#### BRIEF
Print each line of the listing once more, precisely as given.

--- start of DATASET EXCERPTS ---

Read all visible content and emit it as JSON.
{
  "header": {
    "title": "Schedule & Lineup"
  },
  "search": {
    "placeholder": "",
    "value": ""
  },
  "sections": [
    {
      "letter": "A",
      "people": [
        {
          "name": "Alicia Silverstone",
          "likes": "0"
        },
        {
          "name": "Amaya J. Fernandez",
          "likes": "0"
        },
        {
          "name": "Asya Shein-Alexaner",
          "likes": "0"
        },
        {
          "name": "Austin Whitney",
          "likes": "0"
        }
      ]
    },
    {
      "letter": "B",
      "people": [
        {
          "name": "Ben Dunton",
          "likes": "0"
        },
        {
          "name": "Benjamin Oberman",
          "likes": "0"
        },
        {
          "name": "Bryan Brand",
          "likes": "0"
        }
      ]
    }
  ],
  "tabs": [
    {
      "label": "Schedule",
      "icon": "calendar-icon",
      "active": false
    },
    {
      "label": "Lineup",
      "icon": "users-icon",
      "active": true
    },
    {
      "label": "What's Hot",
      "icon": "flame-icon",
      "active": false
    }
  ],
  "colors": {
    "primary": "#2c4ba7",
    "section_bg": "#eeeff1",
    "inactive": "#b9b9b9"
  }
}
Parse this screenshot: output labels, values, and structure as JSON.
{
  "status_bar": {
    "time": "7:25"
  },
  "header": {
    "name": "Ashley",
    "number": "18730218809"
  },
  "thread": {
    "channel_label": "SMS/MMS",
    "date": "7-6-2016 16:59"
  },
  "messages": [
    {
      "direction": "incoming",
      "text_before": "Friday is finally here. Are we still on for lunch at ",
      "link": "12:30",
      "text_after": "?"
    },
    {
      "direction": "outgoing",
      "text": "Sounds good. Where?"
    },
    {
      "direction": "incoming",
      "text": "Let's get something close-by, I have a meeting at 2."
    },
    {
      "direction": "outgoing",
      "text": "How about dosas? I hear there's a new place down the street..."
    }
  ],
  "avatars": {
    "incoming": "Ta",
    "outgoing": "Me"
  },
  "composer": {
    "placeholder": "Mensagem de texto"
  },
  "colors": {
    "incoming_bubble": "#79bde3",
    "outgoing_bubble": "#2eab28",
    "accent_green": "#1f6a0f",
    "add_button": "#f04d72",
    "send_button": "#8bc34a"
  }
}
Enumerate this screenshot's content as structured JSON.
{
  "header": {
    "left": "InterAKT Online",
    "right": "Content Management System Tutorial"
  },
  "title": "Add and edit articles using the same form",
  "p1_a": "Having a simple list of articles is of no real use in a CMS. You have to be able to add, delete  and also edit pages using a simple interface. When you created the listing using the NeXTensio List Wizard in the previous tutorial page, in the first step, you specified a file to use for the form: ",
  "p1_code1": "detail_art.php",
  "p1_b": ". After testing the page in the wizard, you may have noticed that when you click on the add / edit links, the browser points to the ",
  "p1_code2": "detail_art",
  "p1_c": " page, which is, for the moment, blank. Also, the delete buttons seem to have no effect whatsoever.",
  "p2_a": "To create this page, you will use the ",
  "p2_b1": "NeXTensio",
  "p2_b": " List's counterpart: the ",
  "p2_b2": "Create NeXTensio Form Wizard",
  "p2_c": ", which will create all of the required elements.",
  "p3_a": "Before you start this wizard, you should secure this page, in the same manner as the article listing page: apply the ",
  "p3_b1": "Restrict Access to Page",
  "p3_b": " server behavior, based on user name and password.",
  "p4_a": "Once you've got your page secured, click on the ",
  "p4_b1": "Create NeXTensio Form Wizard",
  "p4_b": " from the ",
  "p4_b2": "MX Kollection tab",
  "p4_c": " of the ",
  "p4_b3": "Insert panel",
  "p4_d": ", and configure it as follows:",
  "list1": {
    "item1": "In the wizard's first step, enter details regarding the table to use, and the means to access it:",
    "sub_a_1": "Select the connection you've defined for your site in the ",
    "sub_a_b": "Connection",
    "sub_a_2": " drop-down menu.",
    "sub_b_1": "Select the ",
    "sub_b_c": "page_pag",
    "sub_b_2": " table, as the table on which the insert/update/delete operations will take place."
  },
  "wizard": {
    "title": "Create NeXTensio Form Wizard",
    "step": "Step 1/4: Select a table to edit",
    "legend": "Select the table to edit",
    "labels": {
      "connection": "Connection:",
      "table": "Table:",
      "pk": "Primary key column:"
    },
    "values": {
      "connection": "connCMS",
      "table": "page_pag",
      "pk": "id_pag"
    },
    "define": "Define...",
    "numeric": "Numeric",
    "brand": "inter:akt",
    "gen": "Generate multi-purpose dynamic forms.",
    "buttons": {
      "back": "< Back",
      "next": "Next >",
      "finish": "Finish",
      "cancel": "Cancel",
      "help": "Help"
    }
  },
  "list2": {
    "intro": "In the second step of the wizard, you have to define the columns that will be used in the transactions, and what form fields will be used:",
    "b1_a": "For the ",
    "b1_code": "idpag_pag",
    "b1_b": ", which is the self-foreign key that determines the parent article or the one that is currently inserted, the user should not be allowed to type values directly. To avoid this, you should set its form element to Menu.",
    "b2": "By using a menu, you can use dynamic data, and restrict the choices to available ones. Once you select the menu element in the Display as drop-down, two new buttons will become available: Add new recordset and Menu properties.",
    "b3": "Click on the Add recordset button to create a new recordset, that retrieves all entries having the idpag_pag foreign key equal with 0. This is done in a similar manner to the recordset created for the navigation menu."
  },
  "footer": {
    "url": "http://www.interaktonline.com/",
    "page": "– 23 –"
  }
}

--- end of DATASET EXCERPTS ---

#### WRITTEN RESPONSE
Read all visible content and emit it as JSON.
{
  "header": {
    "title": "Schedule & Lineup"
  },
  "search": {
    "placeholder": "",
    "value": ""
  },
  "sections": [
    {
      "letter": "A",
      "people": [
        {
          "name": "Alicia Silverstone",
          "likes": "0"
        },
        {
          "name": "Amaya J. Fernandez",
          "likes": "0"
        },
        {
          "name": "Asya Shein-Alexaner",
          "likes": "0"
        },
        {
          "name": "Austin Whitney",
          "likes": "0"
        }
      ]
    },
    {
      "letter": "B",
      "people": [
        {
          "name": "Ben Dunton",
          "likes": "0"
        },
        {
          "name": "Benjamin Oberman",
          "likes": "0"
        },
        {
          "name": "Bryan Brand",
          "likes": "0"
        }
      ]
    }
  ],
  "tabs": [
    {
      "label": "Schedule",
      "icon": "calendar-icon",
      "active": false
    },
    {
      "label": "Lineup",
      "icon": "users-icon",
      "active": true
    },
    {
      "label": "What's Hot",
      "icon": "flame-icon",
      "active": false
    }
  ],
  "colors": {
    "primary": "#2c4ba7",
    "section_bg": "#eeeff1",
    "inactive": "#b9b9b9"
  }
}
Parse this screenshot: output labels, values, and structure as JSON.
{
  "status_bar": {
    "time": "7:25"
  },
  "header": {
    "name": "Ashley",
    "number": "18730218809"
  },
  "thread": {
    "channel_label": "SMS/MMS",
    "date": "7-6-2016 16:59"
  },
  "messages": [
    {
      "direction": "incoming",
      "text_before": "Friday is finally here. Are we still on for lunch at ",
      "link": "12:30",
      "text_after": "?"
    },
    {
      "direction": "outgoing",
      "text": "Sounds good. Where?"
    },
    {
      "direction": "incoming",
      "text": "Let's get something close-by, I have a meeting at 2."
    },
    {
      "direction": "outgoing",
      "text": "How about dosas? I hear there's a new place down the street..."
    }
  ],
  "avatars": {
    "incoming": "Ta",
    "outgoing": "Me"
  },
  "composer": {
    "placeholder": "Mensagem de texto"
  },
  "colors": {
    "incoming_bubble": "#79bde3",
    "outgoing_bubble": "#2eab28",
    "accent_green": "#1f6a0f",
    "add_button": "#f04d72",
    "send_button": "#8bc34a"
  }
}
Enumerate this screenshot's content as structured JSON.
{
  "header": {
    "left": "InterAKT Online",
    "right": "Content Management System Tutorial"
  },
  "title": "Add and edit articles using the same form",
  "p1_a": "Having a simple list of articles is of no real use in a CMS. You have to be able to add, delete  and also edit pages using a simple interface. When you created the listing using the NeXTensio List Wizard in the previous tutorial page, in the first step, you specified a file to use for the form: ",
  "p1_code1": "detail_art.php",
  "p1_b": ". After testing the page in the wizard, you may have noticed that when you click on the add / edit links, the browser points to the ",
  "p1_code2": "detail_art",
  "p1_c": " page, which is, for the moment, blank. Also, the delete buttons seem to have no effect whatsoever.",
  "p2_a": "To create this page, you will use the ",
  "p2_b1": "NeXTensio",
  "p2_b": " List's counterpart: the ",
  "p2_b2": "Create NeXTensio Form Wizard",
  "p2_c": ", which will create all of the required elements.",
  "p3_a": "Before you start this wizard, you should secure this page, in the same manner as the article listing page: apply the ",
  "p3_b1": "Restrict Access to Page",
  "p3_b": " server behavior, based on user name and password.",
  "p4_a": "Once you've got your page secured, click on the ",
  "p4_b1": "Create NeXTensio Form Wizard",
  "p4_b": " from the ",
  "p4_b2": "MX Kollection tab",
  "p4_c": " of the ",
  "p4_b3": "Insert panel",
  "p4_d": ", and configure it as follows:",
  "list1": {
    "item1": "In the wizard's first step, enter details regarding the table to use, and the means to access it:",
    "sub_a_1": "Select the connection you've defined for your site in the ",
    "sub_a_b": "Connection",
    "sub_a_2": " drop-down menu.",
    "sub_b_1": "Select the ",
    "sub_b_c": "page_pag",
    "sub_b_2": " table, as the table on which the insert/update/delete operations will take place."
  },
  "wizard": {
    "title": "Create NeXTensio Form Wizard",
    "step": "Step 1/4: Select a table to edit",
    "legend": "Select the table to edit",
    "labels": {
      "connection": "Connection:",
      "table": "Table:",
      "pk": "Primary key column:"
    },
    "values": {
      "connection": "connCMS",
      "table": "page_pag",
      "pk": "id_pag"
    },
    "define": "Define...",
    "numeric": "Numeric",
    "brand": "inter:akt",
    "gen": "Generate multi-purpose dynamic forms.",
    "buttons": {
      "back": "< Back",
      "next": "Next >",
      "finish": "Finish",
      "cancel": "Cancel",
      "help": "Help"
    }
  },
  "list2": {
    "intro": "In the second step of the wizard, you have to define the columns that will be used in the transactions, and what form fields will be used:",
    "b1_a": "For the ",
    "b1_code": "idpag_pag",
    "b1_b": ", which is the self-foreign key that determines the parent article or the one that is currently inserted, the user should not be allowed to type values directly. To avoid this, you should set its form element to Menu.",
    "b2": "By using a menu, you can use dynamic data, and restrict the choices to available ones. Once you select the menu element in the Display as drop-down, two new buttons will become available: Add new recordset and Menu properties.",
    "b3": "Click on the Add recordset button to create a new recordset, that retrieves all entries having the idpag_pag foreign key equal with 0. This is done in a similar manner to the recordset created for the navigation menu."
  },
  "footer": {
    "url": "http://www.interaktonline.com/",
    "page": "– 23 –"
  }
}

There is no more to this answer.